» **Aim**
Report the count of lines below in which the string "Анализ" occurs; include nothing else.

** start of Material provided **

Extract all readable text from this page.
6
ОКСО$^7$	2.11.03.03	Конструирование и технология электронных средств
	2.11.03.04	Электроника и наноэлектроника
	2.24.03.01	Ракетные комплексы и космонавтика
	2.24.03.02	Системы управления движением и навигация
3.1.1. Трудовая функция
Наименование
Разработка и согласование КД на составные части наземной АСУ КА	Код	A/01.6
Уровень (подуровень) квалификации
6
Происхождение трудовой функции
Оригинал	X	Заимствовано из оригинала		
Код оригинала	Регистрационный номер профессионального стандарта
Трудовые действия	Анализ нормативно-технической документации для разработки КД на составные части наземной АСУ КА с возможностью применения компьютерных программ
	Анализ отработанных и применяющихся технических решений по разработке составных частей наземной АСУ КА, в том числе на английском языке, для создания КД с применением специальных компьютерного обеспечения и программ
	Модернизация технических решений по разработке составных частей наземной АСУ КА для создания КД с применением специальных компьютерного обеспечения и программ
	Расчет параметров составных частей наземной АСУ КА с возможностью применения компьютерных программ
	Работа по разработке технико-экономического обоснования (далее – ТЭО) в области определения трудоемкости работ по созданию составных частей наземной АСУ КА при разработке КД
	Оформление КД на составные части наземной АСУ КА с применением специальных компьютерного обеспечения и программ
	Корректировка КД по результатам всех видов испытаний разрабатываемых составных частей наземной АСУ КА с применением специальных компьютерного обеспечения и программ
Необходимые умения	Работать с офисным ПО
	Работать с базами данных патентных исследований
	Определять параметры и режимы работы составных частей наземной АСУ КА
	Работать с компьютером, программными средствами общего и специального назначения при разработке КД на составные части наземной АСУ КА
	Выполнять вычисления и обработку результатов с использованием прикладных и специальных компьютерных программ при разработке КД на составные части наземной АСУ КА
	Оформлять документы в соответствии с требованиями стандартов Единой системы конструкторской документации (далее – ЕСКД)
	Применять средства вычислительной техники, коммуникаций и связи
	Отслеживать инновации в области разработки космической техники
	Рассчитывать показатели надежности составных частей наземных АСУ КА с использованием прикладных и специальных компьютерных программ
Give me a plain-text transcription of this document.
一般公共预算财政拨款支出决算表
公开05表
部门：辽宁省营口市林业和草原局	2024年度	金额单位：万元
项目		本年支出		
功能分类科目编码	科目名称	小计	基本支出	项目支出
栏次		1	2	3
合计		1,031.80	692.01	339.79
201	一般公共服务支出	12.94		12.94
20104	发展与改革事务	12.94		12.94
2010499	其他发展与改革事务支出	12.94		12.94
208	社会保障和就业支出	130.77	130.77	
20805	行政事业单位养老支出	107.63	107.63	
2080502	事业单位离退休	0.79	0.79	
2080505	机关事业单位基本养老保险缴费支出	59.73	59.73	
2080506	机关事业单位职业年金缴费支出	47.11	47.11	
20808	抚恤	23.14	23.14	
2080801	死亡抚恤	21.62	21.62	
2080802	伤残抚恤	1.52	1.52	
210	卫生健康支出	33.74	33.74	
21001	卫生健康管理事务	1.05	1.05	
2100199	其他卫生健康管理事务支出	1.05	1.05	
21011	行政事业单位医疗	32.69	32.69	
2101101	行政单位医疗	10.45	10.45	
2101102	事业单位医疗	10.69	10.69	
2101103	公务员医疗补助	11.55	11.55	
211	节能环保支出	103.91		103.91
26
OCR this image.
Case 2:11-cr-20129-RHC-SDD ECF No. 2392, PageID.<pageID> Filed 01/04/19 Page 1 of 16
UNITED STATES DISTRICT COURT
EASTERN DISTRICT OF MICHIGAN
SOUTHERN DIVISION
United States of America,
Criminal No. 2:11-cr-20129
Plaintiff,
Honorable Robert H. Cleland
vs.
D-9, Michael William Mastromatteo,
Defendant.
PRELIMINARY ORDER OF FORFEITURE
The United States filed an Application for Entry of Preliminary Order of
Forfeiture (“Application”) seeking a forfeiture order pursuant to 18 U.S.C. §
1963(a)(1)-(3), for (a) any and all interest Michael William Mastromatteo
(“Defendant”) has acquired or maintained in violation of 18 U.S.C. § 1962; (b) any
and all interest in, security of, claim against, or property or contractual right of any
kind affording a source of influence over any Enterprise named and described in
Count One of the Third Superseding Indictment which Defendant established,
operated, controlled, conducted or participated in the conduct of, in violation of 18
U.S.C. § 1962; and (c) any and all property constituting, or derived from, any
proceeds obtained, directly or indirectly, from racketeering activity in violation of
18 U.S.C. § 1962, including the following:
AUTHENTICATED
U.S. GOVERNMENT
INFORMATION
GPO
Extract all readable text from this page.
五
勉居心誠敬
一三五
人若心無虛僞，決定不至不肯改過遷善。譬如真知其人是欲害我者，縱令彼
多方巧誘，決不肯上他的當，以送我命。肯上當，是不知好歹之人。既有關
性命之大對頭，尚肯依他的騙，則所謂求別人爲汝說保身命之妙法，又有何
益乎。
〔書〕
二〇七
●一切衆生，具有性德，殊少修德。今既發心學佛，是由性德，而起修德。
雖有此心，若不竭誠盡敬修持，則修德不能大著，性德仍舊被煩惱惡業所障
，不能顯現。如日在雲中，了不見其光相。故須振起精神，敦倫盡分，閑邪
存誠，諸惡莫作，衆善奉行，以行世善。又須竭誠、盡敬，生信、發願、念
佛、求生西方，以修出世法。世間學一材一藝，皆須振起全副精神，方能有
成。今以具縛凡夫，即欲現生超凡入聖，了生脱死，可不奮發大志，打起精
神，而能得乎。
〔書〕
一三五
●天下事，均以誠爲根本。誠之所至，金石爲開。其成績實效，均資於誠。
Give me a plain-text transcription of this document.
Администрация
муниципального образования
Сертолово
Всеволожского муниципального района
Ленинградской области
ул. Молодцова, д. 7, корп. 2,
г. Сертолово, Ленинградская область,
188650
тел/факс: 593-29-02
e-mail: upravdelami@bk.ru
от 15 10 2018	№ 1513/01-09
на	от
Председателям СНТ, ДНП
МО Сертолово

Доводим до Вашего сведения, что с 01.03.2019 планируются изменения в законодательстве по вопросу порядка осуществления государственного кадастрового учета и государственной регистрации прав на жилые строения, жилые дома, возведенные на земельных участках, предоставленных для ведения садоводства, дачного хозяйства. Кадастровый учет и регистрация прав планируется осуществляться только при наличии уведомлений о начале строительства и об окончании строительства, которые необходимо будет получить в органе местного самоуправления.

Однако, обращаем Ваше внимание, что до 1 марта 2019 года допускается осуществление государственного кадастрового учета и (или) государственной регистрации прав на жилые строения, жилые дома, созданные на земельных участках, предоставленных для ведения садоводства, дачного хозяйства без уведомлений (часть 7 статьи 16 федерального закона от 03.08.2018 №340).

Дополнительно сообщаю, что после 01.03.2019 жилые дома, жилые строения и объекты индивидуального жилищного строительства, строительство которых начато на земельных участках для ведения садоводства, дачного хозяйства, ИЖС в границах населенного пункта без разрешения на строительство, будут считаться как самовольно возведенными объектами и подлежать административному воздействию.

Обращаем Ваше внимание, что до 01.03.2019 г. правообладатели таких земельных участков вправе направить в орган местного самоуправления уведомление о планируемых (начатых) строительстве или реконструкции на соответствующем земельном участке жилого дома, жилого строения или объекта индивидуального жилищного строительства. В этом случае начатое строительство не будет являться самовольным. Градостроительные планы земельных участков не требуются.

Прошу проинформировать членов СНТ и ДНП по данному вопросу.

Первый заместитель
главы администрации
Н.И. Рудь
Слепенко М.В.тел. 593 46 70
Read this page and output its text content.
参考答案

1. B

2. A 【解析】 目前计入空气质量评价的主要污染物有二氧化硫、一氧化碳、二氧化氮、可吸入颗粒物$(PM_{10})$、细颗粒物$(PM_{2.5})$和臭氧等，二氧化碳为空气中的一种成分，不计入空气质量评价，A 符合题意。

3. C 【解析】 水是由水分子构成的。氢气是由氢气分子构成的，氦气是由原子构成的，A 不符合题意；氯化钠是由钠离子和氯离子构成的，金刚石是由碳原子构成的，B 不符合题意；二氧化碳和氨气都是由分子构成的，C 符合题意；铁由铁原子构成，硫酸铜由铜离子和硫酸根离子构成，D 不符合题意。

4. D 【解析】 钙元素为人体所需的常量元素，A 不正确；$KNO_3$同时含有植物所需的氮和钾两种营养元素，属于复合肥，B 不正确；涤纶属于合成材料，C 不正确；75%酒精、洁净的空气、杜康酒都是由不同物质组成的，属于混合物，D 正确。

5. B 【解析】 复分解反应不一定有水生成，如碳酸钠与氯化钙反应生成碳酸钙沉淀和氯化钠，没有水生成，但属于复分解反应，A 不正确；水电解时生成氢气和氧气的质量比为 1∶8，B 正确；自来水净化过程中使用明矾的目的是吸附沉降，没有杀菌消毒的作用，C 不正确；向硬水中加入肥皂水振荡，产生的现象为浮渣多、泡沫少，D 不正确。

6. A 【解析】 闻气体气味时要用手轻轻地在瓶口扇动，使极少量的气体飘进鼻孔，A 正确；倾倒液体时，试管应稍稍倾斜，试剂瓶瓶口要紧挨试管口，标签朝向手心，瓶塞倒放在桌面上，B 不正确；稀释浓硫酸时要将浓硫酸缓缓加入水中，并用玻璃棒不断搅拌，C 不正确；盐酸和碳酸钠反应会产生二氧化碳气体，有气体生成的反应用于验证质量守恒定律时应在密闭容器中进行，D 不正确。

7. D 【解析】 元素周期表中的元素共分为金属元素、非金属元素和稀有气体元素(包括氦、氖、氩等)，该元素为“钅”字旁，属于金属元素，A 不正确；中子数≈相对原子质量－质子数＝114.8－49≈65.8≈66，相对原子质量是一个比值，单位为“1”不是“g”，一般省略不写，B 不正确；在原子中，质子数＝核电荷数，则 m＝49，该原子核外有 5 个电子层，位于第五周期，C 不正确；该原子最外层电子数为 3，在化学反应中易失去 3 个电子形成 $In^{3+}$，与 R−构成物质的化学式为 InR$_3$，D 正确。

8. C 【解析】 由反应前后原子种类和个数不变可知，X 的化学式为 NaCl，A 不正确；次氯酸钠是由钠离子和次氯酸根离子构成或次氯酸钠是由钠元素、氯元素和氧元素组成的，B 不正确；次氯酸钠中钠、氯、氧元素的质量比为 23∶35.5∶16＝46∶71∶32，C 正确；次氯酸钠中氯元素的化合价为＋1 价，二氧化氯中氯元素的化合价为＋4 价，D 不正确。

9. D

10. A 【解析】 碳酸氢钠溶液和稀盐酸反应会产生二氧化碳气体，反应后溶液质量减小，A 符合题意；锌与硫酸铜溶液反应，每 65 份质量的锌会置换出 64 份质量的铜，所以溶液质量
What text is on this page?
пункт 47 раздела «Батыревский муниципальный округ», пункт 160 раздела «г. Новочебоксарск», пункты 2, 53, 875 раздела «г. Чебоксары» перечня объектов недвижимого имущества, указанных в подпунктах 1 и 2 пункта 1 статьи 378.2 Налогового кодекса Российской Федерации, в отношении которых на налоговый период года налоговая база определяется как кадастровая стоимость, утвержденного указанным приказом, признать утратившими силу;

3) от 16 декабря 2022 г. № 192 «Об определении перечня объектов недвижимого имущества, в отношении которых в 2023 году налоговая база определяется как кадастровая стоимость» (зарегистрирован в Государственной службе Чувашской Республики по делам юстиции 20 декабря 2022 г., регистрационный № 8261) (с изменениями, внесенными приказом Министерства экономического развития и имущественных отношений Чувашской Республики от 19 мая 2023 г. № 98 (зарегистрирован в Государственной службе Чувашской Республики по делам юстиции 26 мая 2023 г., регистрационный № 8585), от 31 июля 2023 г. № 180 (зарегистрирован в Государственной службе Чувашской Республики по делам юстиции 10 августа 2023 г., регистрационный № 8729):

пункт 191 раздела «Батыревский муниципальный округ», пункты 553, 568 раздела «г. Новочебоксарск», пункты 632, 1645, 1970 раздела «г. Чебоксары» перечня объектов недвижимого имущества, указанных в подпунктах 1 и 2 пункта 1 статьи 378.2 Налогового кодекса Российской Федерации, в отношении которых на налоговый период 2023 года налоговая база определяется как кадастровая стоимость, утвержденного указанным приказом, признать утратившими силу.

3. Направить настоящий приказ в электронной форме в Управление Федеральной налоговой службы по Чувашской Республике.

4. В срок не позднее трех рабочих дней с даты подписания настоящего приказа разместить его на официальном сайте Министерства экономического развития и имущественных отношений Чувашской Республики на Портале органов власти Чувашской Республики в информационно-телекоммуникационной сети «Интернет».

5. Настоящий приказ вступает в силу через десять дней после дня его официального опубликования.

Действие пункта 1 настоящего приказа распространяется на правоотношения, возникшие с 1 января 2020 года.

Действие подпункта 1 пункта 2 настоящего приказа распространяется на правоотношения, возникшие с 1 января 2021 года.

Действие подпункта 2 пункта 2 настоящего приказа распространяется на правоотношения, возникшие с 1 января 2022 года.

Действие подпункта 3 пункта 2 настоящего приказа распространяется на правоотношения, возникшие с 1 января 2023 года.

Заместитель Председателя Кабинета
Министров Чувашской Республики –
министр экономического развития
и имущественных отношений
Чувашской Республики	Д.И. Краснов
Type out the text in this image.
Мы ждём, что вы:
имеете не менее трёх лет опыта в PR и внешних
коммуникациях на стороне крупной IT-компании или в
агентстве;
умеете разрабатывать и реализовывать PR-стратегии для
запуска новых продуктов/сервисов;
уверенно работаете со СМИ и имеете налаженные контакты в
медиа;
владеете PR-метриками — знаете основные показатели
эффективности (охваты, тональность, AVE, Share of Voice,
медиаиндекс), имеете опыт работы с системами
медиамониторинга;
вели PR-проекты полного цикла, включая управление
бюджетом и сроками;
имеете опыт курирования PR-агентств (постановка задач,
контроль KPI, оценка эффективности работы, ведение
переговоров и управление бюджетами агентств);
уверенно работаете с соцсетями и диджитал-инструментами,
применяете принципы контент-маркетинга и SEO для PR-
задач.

** end of Material provided **

» **Written solution**
2